Which lines contain the word "principal"? Return each of them as written.

--- start of Data rows ---

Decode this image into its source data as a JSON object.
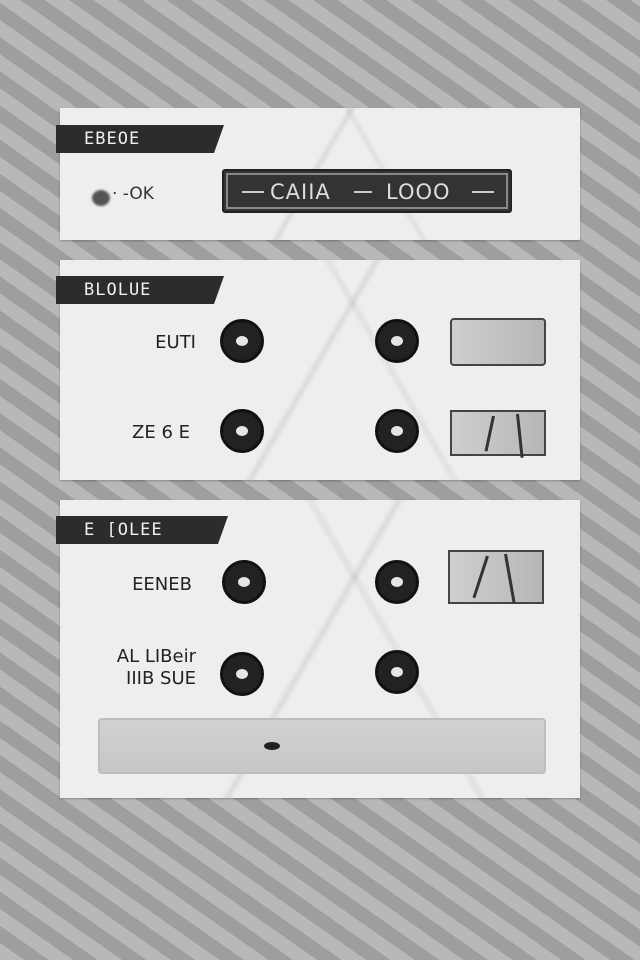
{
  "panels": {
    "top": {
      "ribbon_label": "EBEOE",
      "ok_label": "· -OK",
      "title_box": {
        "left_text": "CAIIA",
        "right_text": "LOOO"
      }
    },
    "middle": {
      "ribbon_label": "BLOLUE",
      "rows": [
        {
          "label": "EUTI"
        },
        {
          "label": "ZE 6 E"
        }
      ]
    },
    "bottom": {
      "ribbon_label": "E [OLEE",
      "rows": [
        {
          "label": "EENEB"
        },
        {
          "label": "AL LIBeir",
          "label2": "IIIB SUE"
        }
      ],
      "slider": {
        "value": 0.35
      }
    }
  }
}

--- end of Data rows ---
--- start of Data rows ---

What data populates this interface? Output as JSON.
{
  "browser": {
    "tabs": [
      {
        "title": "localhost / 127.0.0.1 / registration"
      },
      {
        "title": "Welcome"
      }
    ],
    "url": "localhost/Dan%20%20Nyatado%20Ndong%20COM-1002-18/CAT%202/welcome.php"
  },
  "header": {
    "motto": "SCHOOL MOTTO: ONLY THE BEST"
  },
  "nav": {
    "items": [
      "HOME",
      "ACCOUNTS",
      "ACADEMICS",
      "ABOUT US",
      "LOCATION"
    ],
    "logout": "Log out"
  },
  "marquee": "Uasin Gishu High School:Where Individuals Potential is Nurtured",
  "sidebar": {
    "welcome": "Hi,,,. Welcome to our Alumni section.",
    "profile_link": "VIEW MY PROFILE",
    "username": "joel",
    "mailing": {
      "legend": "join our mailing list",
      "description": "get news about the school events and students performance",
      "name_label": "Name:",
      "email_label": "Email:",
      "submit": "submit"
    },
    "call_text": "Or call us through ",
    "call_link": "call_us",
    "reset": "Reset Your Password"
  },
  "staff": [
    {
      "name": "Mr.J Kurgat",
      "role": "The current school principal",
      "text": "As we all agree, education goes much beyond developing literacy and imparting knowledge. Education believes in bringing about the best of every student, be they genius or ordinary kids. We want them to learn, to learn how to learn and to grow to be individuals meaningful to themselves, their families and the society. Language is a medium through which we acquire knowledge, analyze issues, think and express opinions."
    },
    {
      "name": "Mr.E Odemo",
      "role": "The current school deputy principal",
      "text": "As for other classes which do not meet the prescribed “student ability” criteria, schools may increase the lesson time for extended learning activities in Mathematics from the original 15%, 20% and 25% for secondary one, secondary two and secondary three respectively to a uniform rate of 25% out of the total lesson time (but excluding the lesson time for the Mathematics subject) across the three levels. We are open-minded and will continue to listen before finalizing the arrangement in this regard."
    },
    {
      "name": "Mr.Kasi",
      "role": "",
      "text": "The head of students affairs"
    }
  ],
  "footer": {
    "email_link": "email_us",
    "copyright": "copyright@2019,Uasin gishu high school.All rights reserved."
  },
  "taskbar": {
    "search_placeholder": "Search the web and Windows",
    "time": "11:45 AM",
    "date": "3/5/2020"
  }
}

--- end of Data rows ---
--- start of Data rows ---

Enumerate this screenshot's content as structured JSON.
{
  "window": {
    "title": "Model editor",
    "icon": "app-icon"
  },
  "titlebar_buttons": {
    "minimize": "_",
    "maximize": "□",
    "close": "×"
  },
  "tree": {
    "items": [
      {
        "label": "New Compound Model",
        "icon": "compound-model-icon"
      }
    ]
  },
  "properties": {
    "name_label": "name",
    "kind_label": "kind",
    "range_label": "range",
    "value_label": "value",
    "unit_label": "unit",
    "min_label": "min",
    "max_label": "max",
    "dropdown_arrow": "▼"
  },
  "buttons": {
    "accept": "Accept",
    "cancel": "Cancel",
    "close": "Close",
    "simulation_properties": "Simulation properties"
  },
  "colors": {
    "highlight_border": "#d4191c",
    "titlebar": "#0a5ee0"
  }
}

--- end of Data rows ---

— Full response —
      "role": "The current school principal",
      "role": "The current school deputy principal",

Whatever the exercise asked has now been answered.